● **EXPLORE THE MATERIAL**:
1. In the news briefs, rewrite the paragraph that begins "Legislation is expected to be introduced Wednesday" as a short bulleted list that keeps its main facts.
2. According to the news briefs, how much in assets does Trust Co. of the West have?
3. List every person named in the news briefs.

● **TEXT SHOWN**:
════════════════════

Legislation is expected to be introduced Wednesday to ease the equity allocation limit on the $19 billion Alaska Permanent Fund, Juneau. The proposal, being introduced by the joint Legislative Budget and Audit Committee, would allow the fund to invest up to 60% of assets in equities, up from 50% now. The current allocation is 48%, although it often fluctuates to 50%.
``I don't know if we would change the allocation to 60%,'' said Jim Kelly, director-communications. ``We just want the capability.''
Jerry Burnette, committee aide, said the bill would be sent to the Senate first and probably referred to the State Affairs Committee or Finance Committee. The Legislature is scheduled to be in session until mid-May.
PaineWebber Group reportedly is one suitor bidding for Trust Co. of the West. TCW Employees also have approached management about putting together a bid.
According to observers familiar with the firm, the bidding is almost over and a deal is expected this month. United Asset Management also had been mentioned as a potential suitor for TCW, which has been in play since late last year. A spokesman for TCW, with $53.3 billion in assets, would not comment; representatives for PaineWebber could not be reached.
Oakland (Calif.) Municipal Employees' Retirement System and the Oakland Police & Fire Retirement System, with $800 million in combined assets, directed their joint consultant, Wyatt, to conduct asset allocation reviews of each plan. Walter L. Johnson, director-retirement systems, did not give a time frame for completion of the reviews but said the systems are likely to make manager changes based on the studies this year.

════════════════════

● **PROVIDED DATA**:
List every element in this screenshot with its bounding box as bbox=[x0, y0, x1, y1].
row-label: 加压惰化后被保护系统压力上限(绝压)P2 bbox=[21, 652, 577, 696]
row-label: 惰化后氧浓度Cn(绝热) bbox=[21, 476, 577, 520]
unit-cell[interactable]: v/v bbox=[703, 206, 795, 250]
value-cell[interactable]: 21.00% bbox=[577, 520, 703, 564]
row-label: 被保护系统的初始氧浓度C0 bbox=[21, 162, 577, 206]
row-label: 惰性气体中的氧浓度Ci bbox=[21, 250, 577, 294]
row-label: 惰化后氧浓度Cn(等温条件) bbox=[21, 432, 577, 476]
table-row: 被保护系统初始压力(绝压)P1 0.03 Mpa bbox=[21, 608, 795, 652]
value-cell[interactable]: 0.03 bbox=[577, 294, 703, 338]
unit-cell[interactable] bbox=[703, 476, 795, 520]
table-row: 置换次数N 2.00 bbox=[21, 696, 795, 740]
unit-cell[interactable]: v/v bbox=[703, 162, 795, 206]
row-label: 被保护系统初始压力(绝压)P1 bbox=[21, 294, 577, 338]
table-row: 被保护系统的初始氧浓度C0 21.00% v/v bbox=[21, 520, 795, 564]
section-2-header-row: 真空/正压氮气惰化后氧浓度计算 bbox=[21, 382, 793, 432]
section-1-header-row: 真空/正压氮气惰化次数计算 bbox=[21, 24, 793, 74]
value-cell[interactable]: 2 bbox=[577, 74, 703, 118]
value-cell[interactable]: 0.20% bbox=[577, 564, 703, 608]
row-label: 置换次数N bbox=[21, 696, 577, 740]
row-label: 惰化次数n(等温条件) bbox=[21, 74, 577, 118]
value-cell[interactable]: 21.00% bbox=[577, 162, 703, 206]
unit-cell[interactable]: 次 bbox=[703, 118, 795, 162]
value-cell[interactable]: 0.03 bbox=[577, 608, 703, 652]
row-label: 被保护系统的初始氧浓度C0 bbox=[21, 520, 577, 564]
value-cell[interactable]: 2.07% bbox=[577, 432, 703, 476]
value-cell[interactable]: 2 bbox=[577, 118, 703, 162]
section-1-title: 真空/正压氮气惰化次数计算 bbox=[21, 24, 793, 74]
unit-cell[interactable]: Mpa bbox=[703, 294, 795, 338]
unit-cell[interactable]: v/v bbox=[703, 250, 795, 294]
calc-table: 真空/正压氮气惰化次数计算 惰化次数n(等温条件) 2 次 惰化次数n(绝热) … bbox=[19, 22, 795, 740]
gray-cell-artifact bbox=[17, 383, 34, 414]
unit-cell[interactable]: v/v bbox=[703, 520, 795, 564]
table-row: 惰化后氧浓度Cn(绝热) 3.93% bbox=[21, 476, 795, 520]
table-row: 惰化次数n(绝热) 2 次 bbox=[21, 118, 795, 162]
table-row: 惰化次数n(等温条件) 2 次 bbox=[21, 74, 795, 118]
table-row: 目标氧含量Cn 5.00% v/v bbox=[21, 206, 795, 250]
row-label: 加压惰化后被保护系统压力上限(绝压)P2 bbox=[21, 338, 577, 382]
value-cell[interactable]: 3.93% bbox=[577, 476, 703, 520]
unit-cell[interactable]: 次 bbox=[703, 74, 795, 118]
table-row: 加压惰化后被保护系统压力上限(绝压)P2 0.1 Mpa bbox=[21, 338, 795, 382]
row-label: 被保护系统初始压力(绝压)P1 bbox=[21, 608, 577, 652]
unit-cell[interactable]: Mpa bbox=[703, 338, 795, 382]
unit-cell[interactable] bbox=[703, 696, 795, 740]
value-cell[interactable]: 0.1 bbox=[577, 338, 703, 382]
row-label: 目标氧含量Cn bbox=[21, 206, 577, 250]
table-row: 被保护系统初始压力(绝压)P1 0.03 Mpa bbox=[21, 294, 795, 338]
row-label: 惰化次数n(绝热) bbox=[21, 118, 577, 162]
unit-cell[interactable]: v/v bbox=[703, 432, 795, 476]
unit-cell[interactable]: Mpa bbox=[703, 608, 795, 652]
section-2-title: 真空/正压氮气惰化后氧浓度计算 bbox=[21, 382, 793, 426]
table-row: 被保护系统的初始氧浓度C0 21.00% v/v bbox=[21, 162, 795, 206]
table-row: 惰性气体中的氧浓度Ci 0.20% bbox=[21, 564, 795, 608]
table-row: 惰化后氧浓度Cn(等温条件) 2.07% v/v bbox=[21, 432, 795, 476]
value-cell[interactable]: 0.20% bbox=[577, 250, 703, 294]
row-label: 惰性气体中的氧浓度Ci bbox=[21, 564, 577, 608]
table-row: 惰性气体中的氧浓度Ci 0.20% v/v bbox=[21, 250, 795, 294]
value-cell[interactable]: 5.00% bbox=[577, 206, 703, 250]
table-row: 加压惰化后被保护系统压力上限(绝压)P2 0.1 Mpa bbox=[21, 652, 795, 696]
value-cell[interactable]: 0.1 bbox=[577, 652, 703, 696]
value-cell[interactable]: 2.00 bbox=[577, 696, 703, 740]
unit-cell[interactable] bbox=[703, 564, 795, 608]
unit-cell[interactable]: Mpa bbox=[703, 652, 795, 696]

════════════════════

● **SOLUTIONS**:
1.
- Legislation is expected Wednesday to ease the equity allocation limit on the $19 billion Alaska Permanent Fund, Juneau.
- The joint Legislative Budget and Audit Committee is introducing the proposal.
- The fund could invest up to 60% of assets in equities, up from the current 50% limit.
- The current allocation is 48% but often fluctuates to 50%.

2. $53.3 billion.

3.
- Jim Kelly
- Jerry Burnette
- Walter L. Johnson